### What to do
Find each line with the word "stosunków" and say how many there are, nothing else.
* Start Extracted material *
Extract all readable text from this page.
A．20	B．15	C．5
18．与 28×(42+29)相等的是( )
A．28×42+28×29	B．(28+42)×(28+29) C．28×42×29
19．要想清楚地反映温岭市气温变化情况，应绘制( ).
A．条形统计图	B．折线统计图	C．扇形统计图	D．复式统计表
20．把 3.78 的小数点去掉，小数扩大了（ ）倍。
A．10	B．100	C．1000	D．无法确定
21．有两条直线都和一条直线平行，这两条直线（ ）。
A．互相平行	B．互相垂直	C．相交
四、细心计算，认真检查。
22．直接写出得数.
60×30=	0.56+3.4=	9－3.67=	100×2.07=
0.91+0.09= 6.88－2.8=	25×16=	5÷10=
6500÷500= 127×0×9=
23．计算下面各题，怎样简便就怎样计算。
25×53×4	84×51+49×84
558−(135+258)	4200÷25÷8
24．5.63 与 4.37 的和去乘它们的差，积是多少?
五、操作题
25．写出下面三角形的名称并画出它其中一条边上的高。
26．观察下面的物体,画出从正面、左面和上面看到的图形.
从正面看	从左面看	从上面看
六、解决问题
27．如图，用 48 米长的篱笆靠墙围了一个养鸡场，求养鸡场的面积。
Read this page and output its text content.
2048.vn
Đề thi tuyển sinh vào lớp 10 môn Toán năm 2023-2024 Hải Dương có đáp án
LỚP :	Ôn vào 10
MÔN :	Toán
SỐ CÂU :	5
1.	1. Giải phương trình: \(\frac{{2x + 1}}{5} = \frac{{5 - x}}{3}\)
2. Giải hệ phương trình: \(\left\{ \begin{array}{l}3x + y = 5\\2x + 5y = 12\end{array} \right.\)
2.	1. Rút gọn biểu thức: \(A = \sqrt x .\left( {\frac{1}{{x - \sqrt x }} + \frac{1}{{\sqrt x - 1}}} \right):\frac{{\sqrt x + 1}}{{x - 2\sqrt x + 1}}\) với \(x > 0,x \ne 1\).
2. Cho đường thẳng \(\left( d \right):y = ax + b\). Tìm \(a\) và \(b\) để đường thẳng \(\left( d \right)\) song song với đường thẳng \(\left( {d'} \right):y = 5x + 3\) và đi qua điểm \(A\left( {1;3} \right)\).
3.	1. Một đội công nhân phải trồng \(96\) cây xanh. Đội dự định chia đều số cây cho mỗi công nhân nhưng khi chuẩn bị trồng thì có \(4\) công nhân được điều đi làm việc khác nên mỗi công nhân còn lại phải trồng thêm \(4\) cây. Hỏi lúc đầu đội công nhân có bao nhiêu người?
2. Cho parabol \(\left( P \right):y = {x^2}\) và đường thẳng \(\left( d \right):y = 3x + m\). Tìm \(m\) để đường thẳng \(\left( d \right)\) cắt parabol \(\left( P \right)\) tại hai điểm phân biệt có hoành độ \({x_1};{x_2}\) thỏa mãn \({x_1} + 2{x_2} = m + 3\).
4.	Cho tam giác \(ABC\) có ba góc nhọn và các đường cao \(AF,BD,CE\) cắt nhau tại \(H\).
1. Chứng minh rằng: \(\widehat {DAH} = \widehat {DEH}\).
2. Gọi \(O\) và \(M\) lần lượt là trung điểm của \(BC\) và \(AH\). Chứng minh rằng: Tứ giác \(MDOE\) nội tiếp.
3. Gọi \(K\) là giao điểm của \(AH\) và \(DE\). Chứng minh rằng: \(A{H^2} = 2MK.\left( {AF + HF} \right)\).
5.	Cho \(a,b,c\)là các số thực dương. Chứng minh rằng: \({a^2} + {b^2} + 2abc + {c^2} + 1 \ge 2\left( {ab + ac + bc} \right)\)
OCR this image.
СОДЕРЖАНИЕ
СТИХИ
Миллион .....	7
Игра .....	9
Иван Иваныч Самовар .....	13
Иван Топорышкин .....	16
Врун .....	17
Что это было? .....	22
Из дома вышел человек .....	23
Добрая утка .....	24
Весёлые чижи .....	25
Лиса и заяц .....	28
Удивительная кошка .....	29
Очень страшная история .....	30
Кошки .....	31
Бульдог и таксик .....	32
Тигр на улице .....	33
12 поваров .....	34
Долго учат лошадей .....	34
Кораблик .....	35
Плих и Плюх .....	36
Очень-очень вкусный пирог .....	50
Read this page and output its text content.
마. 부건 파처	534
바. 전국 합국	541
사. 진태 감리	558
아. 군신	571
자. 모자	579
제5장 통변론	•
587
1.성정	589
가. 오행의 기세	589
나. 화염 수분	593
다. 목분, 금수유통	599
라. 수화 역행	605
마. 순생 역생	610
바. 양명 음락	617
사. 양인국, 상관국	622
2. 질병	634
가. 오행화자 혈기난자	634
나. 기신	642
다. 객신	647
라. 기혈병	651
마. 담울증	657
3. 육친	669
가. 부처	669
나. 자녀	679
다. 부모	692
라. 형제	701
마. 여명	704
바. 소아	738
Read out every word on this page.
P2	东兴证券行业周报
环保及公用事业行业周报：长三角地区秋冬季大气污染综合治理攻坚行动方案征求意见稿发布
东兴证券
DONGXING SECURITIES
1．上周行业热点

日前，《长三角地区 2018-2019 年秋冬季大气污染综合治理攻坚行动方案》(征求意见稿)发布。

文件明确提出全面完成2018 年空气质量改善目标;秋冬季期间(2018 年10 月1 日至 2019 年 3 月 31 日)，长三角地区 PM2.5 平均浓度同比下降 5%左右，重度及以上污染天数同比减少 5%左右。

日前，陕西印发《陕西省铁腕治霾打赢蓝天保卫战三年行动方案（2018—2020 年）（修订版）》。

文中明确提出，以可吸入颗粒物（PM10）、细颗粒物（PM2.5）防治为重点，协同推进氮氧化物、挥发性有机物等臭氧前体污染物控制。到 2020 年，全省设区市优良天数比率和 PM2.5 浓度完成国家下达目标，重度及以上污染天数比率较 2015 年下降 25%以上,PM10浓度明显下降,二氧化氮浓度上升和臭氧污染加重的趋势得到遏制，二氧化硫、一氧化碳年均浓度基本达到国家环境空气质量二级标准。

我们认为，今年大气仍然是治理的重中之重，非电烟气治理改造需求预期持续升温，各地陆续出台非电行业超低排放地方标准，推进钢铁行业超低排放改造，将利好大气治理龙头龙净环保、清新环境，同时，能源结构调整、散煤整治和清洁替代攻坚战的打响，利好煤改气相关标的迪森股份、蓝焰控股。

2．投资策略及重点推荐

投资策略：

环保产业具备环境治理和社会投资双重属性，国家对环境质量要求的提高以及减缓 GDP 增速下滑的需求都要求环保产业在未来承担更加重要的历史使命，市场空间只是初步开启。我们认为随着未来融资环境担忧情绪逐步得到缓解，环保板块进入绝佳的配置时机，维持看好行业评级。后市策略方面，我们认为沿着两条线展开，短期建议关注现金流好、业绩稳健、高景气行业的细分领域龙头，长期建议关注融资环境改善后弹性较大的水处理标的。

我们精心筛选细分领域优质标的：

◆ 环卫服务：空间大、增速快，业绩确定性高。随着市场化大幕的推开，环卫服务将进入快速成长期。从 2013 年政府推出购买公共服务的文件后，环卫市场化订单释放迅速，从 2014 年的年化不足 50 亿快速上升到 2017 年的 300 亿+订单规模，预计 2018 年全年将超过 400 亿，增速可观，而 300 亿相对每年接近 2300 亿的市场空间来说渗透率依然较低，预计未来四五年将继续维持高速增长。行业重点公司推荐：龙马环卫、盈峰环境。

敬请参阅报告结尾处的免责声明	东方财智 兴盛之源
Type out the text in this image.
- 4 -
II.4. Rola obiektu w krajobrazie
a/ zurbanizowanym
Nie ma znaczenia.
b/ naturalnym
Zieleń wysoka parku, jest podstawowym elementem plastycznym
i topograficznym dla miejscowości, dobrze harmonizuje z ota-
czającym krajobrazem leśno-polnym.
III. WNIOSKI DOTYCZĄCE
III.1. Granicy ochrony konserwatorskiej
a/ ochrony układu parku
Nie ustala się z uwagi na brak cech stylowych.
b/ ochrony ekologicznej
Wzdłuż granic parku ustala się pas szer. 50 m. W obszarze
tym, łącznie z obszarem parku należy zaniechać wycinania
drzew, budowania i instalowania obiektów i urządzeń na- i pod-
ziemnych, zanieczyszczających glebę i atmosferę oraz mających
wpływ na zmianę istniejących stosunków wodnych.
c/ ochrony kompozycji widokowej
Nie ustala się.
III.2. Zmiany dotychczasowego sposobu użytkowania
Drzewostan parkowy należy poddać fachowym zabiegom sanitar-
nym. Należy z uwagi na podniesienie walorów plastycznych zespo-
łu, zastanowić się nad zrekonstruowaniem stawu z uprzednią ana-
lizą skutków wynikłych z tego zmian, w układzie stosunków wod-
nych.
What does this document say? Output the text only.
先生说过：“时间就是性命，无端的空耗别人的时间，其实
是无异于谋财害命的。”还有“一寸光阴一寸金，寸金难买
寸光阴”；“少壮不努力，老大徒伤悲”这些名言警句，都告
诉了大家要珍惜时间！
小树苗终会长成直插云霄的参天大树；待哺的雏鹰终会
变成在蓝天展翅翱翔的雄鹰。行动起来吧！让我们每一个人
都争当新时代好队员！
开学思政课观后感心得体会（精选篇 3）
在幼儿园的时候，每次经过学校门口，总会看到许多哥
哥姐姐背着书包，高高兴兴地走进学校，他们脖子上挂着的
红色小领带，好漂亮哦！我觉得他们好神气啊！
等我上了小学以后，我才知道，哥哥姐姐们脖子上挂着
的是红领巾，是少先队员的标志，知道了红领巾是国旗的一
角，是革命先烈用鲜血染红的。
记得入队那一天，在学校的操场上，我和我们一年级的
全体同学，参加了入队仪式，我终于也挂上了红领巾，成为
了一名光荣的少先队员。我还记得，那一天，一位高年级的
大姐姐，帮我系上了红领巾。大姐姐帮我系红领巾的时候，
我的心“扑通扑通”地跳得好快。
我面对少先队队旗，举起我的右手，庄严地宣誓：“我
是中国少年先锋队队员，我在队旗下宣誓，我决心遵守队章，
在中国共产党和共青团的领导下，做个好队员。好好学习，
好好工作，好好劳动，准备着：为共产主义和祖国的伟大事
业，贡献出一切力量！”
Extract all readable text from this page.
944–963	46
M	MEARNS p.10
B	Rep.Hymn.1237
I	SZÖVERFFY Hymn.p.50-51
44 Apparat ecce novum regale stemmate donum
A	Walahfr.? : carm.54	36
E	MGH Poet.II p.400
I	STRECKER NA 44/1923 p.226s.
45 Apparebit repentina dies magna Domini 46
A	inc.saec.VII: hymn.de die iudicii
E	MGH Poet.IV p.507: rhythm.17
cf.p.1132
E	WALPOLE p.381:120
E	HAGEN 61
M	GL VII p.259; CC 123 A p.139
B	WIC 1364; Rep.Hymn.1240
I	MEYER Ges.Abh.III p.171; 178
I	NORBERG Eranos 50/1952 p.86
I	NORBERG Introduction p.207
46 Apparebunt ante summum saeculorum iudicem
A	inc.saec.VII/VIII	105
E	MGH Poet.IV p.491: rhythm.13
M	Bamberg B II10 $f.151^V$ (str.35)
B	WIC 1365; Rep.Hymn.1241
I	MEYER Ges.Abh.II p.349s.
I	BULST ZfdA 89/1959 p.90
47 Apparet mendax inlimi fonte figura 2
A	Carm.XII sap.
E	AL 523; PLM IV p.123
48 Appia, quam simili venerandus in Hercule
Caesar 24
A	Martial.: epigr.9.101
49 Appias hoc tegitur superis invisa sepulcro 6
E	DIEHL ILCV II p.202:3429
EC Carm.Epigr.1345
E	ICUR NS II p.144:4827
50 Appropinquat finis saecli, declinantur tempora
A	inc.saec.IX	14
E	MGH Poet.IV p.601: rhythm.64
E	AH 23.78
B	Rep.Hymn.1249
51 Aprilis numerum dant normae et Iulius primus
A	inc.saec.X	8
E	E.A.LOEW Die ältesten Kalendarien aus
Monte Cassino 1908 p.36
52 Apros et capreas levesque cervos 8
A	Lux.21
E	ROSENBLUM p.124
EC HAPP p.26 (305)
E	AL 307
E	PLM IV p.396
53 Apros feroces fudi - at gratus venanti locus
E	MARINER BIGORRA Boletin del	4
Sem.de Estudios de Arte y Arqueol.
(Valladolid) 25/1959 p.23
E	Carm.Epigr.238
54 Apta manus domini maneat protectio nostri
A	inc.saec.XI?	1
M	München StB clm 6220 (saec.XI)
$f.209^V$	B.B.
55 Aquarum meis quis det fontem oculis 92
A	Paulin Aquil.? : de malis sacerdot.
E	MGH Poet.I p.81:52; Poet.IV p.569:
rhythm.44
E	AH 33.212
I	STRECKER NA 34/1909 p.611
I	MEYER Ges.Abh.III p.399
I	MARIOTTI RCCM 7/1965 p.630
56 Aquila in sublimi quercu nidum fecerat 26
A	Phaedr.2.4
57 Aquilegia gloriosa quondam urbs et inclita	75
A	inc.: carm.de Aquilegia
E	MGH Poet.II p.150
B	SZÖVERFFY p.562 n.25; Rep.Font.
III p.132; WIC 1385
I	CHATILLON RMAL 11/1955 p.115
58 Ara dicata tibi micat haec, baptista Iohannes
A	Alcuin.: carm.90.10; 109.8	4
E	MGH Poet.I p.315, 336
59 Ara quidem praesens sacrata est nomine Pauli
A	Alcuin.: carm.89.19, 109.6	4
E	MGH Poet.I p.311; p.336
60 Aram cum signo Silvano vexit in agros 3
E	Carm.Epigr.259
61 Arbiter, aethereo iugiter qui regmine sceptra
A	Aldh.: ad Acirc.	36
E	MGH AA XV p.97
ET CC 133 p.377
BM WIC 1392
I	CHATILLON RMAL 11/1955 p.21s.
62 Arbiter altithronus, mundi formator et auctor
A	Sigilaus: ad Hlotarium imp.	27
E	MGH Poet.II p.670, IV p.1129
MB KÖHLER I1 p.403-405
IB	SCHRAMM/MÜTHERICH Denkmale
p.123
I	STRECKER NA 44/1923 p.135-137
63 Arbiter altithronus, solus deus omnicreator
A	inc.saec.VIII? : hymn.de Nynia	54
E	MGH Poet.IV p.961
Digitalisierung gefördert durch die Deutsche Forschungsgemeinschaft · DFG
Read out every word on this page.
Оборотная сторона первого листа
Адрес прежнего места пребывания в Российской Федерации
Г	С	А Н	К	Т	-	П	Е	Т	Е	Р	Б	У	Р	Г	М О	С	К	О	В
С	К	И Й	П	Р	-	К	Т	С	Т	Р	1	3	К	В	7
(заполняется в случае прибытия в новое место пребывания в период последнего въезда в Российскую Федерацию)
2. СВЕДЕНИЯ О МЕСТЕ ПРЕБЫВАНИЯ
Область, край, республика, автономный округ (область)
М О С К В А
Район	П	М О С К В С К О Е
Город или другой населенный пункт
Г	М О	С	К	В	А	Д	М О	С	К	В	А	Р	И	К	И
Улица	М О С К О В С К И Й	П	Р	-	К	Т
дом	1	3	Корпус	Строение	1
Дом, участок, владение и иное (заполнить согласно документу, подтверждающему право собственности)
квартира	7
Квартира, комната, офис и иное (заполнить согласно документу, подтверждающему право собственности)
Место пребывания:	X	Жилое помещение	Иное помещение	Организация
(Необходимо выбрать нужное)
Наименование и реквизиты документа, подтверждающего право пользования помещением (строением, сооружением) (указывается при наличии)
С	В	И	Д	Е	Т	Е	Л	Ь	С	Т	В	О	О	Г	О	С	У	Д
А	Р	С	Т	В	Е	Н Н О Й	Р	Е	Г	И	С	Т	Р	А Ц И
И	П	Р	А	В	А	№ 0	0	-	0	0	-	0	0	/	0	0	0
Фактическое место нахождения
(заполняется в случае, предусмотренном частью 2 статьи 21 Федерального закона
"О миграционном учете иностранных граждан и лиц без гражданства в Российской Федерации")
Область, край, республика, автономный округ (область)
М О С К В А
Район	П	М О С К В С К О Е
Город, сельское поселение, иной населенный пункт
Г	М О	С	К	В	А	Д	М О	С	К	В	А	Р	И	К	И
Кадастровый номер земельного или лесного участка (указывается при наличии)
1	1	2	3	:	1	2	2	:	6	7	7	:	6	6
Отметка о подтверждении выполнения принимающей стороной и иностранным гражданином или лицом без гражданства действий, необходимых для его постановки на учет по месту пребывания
* End Extracted material *
### Answer for the task
2